**Exercise objective**
Look through the data below and return each line where "ingresso" appears.

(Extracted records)
►
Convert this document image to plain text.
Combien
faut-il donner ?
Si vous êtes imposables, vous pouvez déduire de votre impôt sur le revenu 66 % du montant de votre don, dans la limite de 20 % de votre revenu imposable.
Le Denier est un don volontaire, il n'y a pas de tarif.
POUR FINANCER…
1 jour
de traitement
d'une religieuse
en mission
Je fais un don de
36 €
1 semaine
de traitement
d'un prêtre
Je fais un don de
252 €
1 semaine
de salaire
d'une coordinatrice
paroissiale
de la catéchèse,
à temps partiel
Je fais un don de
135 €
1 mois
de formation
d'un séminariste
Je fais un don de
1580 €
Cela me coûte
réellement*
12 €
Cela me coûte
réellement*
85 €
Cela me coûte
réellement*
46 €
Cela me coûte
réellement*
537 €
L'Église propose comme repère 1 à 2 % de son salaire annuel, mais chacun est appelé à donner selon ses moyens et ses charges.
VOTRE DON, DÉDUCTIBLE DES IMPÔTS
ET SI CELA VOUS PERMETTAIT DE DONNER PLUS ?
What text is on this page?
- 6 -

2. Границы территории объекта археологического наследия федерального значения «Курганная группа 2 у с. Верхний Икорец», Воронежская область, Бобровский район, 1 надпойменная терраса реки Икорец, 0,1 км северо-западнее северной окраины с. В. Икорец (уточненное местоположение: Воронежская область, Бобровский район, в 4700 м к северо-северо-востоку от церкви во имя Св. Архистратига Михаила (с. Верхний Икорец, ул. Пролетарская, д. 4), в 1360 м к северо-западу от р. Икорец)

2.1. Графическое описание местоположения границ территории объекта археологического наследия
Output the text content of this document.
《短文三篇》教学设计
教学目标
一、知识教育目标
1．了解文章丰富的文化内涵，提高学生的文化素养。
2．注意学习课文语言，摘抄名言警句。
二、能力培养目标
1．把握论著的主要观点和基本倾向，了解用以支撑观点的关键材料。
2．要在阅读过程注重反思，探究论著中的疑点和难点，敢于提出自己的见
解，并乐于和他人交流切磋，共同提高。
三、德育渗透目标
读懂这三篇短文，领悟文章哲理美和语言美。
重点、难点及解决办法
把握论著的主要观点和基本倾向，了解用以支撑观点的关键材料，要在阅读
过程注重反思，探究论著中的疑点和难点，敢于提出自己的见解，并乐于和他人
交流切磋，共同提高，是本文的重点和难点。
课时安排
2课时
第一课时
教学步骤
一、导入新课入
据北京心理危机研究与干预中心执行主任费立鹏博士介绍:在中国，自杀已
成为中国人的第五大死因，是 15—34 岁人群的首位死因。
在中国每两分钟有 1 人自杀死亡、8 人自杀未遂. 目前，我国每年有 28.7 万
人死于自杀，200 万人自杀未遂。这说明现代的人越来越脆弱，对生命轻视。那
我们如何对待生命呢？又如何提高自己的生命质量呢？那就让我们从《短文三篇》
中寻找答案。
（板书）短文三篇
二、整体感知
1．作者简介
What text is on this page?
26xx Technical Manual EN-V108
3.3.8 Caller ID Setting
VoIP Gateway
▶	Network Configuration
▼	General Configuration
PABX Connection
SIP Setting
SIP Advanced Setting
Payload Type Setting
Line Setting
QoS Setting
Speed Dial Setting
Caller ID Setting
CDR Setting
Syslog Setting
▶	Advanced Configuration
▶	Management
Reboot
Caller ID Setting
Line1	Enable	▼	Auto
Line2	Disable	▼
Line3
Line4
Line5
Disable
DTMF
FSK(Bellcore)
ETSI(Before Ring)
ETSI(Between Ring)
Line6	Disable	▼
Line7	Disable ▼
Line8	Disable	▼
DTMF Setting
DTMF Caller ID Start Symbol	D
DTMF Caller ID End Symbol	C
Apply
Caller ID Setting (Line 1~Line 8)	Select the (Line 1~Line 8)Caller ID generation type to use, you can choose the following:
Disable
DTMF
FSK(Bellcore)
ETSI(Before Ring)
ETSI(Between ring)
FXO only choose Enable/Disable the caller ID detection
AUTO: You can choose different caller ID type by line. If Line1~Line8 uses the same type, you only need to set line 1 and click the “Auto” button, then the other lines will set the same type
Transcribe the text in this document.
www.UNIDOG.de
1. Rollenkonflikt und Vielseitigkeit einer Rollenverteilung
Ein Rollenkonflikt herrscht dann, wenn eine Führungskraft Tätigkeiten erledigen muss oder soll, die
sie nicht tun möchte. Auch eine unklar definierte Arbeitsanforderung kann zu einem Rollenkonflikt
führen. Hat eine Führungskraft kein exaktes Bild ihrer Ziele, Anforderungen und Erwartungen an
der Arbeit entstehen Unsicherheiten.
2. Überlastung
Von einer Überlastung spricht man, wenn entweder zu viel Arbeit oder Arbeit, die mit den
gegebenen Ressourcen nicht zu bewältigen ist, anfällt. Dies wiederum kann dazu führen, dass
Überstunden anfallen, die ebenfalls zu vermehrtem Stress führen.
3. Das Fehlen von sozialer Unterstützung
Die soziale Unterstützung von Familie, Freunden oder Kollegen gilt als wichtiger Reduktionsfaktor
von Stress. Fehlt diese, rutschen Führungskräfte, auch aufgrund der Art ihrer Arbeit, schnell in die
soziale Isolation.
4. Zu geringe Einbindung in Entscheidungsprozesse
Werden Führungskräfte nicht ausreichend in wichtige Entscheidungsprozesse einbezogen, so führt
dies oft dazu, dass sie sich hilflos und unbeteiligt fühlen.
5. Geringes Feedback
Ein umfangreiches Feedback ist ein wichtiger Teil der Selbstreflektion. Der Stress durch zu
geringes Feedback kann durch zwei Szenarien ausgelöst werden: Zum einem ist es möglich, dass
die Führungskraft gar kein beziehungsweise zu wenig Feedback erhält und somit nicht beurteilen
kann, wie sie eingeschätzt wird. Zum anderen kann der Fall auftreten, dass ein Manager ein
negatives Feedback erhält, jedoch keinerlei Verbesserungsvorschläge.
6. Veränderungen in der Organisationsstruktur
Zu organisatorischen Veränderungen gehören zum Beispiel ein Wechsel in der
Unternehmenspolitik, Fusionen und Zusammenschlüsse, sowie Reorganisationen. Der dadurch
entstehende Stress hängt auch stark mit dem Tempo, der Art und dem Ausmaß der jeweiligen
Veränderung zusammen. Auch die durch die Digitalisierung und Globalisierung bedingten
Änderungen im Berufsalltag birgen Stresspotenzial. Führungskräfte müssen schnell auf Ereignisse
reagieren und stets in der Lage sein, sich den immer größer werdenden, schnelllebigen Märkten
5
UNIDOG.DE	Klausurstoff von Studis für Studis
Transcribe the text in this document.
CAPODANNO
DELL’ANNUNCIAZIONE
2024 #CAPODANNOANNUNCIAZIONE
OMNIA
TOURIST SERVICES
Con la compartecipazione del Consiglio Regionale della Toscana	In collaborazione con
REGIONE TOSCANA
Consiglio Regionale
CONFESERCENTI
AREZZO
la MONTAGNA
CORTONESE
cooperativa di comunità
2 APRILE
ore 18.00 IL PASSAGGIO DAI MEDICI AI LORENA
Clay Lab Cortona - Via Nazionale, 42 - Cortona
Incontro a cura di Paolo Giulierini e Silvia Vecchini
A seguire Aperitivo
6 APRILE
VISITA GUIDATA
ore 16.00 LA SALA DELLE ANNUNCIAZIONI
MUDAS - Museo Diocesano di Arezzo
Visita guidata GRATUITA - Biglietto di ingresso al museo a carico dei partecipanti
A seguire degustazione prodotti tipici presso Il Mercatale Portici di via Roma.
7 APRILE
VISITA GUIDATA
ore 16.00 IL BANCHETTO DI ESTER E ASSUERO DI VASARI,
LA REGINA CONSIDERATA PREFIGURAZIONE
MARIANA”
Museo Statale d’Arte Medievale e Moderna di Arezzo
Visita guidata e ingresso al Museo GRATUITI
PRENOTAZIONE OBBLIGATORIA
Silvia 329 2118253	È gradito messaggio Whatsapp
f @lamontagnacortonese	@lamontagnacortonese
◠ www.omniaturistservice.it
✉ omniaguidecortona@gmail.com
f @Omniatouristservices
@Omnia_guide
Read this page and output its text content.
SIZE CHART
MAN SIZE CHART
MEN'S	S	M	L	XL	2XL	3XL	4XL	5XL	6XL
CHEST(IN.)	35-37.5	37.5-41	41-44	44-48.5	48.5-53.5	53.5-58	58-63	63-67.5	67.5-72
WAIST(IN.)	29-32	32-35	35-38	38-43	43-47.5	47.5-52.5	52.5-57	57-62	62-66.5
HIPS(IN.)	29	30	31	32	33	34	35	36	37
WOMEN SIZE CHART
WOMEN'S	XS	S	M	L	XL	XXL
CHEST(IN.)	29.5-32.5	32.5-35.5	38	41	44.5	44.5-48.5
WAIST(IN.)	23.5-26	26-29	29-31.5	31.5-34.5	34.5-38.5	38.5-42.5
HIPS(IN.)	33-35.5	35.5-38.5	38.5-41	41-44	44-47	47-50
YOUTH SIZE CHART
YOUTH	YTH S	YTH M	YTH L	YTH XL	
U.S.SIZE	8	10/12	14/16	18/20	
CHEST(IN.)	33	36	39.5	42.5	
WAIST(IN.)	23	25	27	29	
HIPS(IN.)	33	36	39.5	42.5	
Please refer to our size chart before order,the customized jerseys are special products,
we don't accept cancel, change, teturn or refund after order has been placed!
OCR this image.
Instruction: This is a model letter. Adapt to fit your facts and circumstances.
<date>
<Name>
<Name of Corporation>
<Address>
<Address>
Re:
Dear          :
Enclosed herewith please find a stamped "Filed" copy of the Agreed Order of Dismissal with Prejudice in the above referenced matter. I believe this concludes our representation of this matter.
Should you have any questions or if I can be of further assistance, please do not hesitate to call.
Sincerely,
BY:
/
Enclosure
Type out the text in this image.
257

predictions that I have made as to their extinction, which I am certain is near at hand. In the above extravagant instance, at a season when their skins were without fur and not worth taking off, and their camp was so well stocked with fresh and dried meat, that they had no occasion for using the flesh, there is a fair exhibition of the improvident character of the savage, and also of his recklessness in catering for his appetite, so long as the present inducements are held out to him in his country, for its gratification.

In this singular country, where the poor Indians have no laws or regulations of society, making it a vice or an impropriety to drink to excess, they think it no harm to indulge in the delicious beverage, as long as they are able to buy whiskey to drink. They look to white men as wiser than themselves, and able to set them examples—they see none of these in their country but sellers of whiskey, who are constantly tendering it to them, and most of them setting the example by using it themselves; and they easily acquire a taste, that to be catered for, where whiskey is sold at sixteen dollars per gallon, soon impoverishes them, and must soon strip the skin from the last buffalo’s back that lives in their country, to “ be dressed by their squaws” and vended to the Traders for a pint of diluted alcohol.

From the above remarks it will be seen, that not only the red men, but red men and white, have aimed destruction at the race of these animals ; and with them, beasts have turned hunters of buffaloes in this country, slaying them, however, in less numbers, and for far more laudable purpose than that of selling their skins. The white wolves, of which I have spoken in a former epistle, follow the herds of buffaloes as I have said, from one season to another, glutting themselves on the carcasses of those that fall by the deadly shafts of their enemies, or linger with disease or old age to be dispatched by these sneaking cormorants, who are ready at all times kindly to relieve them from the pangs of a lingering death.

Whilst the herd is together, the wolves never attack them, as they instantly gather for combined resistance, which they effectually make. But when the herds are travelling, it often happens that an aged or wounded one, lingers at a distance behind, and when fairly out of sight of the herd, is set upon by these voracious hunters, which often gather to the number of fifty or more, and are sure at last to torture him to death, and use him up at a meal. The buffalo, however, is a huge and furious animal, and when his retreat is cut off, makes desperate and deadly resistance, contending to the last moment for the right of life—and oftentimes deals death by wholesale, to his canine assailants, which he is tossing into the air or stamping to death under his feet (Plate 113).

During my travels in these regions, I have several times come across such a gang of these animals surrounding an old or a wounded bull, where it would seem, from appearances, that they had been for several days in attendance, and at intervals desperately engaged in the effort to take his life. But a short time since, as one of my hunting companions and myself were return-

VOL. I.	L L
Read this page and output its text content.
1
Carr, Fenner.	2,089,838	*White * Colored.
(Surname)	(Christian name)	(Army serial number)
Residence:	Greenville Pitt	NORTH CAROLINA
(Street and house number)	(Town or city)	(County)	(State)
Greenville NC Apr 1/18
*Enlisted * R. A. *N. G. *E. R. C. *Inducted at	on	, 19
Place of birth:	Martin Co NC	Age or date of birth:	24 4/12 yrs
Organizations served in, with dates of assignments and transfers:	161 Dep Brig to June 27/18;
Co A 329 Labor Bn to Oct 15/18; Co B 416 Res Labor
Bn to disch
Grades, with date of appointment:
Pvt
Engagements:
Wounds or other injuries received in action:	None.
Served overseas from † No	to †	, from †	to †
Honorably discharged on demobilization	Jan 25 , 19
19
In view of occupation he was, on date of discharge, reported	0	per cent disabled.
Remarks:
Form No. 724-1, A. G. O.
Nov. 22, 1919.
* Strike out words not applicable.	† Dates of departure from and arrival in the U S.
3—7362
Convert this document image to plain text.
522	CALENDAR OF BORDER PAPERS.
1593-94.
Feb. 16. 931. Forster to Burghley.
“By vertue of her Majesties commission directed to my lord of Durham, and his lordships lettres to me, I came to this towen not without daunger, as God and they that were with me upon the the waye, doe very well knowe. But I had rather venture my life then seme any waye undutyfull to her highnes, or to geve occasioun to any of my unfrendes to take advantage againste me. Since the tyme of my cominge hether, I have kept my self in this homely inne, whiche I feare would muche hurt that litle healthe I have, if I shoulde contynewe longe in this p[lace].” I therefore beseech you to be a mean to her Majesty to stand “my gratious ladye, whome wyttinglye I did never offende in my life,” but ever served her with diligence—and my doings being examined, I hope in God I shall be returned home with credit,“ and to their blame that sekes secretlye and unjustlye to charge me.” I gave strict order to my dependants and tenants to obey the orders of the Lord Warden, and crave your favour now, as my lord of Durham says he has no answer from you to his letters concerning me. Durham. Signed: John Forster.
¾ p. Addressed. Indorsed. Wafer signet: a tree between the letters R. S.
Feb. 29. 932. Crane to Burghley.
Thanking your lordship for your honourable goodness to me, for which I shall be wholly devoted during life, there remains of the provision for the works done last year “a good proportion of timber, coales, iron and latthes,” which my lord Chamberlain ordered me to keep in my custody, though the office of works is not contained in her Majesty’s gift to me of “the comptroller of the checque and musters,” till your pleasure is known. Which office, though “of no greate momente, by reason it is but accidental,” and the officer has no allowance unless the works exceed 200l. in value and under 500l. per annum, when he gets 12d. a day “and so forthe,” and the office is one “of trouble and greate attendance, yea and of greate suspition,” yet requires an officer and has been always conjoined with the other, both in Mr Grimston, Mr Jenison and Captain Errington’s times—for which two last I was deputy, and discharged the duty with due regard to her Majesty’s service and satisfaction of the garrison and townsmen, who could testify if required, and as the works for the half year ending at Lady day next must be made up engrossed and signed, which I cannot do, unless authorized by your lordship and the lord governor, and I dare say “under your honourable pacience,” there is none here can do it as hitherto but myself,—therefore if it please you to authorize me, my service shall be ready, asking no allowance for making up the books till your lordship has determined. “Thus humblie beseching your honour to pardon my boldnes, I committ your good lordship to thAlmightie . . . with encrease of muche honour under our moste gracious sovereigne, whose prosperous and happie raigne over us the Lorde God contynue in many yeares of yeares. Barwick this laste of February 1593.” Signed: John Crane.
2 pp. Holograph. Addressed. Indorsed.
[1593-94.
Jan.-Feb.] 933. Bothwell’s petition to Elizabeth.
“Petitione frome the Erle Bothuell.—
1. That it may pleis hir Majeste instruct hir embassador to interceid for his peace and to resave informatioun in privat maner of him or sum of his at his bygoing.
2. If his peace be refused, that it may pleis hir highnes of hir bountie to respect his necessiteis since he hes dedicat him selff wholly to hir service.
◄
**Worked solution**
Visita guidata GRATUITA - Biglietto di ingresso al museo a carico dei partecipanti
Visita guidata e ingresso al Museo GRATUITI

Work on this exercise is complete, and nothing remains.